§ **Problem to solve**
Copy every line of these records word for word, keeping each one in its original order.

[Layout coordinate data]
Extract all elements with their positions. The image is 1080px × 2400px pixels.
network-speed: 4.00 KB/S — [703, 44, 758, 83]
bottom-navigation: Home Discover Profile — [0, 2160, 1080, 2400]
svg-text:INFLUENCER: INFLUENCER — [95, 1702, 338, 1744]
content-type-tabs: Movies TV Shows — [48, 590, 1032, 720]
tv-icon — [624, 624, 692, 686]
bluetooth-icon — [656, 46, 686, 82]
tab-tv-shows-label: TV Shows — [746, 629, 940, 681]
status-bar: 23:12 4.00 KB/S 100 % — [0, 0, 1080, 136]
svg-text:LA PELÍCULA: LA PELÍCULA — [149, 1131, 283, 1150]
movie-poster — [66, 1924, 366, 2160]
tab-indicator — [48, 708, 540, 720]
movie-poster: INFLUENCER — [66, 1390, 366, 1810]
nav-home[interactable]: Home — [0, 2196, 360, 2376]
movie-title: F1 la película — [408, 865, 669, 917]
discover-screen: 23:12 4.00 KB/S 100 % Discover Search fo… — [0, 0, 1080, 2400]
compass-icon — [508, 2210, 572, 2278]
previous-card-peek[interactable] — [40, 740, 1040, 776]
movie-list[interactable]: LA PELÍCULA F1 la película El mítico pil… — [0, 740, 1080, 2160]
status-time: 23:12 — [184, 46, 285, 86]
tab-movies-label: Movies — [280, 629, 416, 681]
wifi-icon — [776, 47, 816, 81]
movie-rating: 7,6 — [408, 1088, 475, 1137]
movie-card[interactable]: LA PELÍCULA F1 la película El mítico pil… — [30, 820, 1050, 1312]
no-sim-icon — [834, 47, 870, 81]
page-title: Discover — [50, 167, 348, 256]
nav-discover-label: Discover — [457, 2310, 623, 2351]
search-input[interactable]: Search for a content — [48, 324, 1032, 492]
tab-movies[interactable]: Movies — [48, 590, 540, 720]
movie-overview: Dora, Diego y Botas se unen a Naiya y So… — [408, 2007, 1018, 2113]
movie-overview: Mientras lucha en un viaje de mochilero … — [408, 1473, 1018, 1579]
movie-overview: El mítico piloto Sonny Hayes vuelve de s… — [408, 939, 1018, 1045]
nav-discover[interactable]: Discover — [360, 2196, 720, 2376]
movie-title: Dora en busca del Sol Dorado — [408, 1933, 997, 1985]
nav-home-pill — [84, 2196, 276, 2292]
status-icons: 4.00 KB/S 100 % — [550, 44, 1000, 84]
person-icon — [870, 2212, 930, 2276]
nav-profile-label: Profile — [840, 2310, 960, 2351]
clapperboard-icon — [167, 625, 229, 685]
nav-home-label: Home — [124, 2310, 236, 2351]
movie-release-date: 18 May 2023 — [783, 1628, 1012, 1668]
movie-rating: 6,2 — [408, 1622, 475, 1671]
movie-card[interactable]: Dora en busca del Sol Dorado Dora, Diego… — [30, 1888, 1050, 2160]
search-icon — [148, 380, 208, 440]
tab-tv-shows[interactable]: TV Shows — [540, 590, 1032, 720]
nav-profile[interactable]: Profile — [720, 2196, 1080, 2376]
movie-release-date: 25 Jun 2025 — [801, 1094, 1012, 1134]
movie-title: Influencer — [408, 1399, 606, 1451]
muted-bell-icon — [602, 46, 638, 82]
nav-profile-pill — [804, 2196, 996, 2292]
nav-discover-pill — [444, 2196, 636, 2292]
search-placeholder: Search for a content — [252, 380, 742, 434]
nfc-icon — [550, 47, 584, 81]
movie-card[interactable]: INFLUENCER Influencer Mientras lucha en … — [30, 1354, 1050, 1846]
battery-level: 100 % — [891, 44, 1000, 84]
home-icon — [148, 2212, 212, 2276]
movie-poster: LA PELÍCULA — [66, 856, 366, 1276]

§ **Response to this task**
Extract all elements with their positions. The image is 1080px × 2400px pixels.
network-speed: 4.00 KB/S — [703, 44, 758, 83]
bottom-navigation: Home Discover Profile — [0, 2160, 1080, 2400]
svg-text:INFLUENCER: INFLUENCER — [95, 1702, 338, 1744]
content-type-tabs: Movies TV Shows — [48, 590, 1032, 720]
tv-icon — [624, 624, 692, 686]
bluetooth-icon — [656, 46, 686, 82]
tab-tv-shows-label: TV Shows — [746, 629, 940, 681]
status-bar: 23:12 4.00 KB/S 100 % — [0, 0, 1080, 136]
svg-text:LA PELÍCULA: LA PELÍCULA — [149, 1131, 283, 1150]
movie-poster — [66, 1924, 366, 2160]
tab-indicator — [48, 708, 540, 720]
movie-poster: INFLUENCER — [66, 1390, 366, 1810]
nav-home[interactable]: Home — [0, 2196, 360, 2376]
movie-title: F1 la película — [408, 865, 669, 917]
discover-screen: 23:12 4.00 KB/S 100 % Discover Search fo… — [0, 0, 1080, 2400]
compass-icon — [508, 2210, 572, 2278]
previous-card-peek[interactable] — [40, 740, 1040, 776]
movie-list[interactable]: LA PELÍCULA F1 la película El mítico pil… — [0, 740, 1080, 2160]
status-time: 23:12 — [184, 46, 285, 86]
tab-movies-label: Movies — [280, 629, 416, 681]
wifi-icon — [776, 47, 816, 81]
movie-rating: 7,6 — [408, 1088, 475, 1137]
movie-card[interactable]: LA PELÍCULA F1 la película El mítico pil… — [30, 820, 1050, 1312]
no-sim-icon — [834, 47, 870, 81]
page-title: Discover — [50, 167, 348, 256]
nav-discover-label: Discover — [457, 2310, 623, 2351]
search-input[interactable]: Search for a content — [48, 324, 1032, 492]
tab-movies[interactable]: Movies — [48, 590, 540, 720]
movie-overview: Dora, Diego y Botas se unen a Naiya y So… — [408, 2007, 1018, 2113]
movie-overview: Mientras lucha en un viaje de mochilero … — [408, 1473, 1018, 1579]
movie-overview: El mítico piloto Sonny Hayes vuelve de s… — [408, 939, 1018, 1045]
nav-discover[interactable]: Discover — [360, 2196, 720, 2376]
movie-title: Dora en busca del Sol Dorado — [408, 1933, 997, 1985]
nav-home-pill — [84, 2196, 276, 2292]
status-icons: 4.00 KB/S 100 % — [550, 44, 1000, 84]
person-icon — [870, 2212, 930, 2276]
nav-profile-label: Profile — [840, 2310, 960, 2351]
clapperboard-icon — [167, 625, 229, 685]
nav-home-label: Home — [124, 2310, 236, 2351]
movie-release-date: 18 May 2023 — [783, 1628, 1012, 1668]
movie-rating: 6,2 — [408, 1622, 475, 1671]
movie-card[interactable]: Dora en busca del Sol Dorado Dora, Diego… — [30, 1888, 1050, 2160]
search-icon — [148, 380, 208, 440]
tab-tv-shows[interactable]: TV Shows — [540, 590, 1032, 720]
nav-profile[interactable]: Profile — [720, 2196, 1080, 2376]
movie-release-date: 25 Jun 2025 — [801, 1094, 1012, 1134]
movie-title: Influencer — [408, 1399, 606, 1451]
muted-bell-icon — [602, 46, 638, 82]
nav-profile-pill — [804, 2196, 996, 2292]
nav-discover-pill — [444, 2196, 636, 2292]
search-placeholder: Search for a content — [252, 380, 742, 434]
nfc-icon — [550, 47, 584, 81]
movie-card[interactable]: INFLUENCER Influencer Mientras lucha en … — [30, 1354, 1050, 1846]
battery-level: 100 % — [891, 44, 1000, 84]
home-icon — [148, 2212, 212, 2276]
movie-poster: LA PELÍCULA — [66, 856, 366, 1276]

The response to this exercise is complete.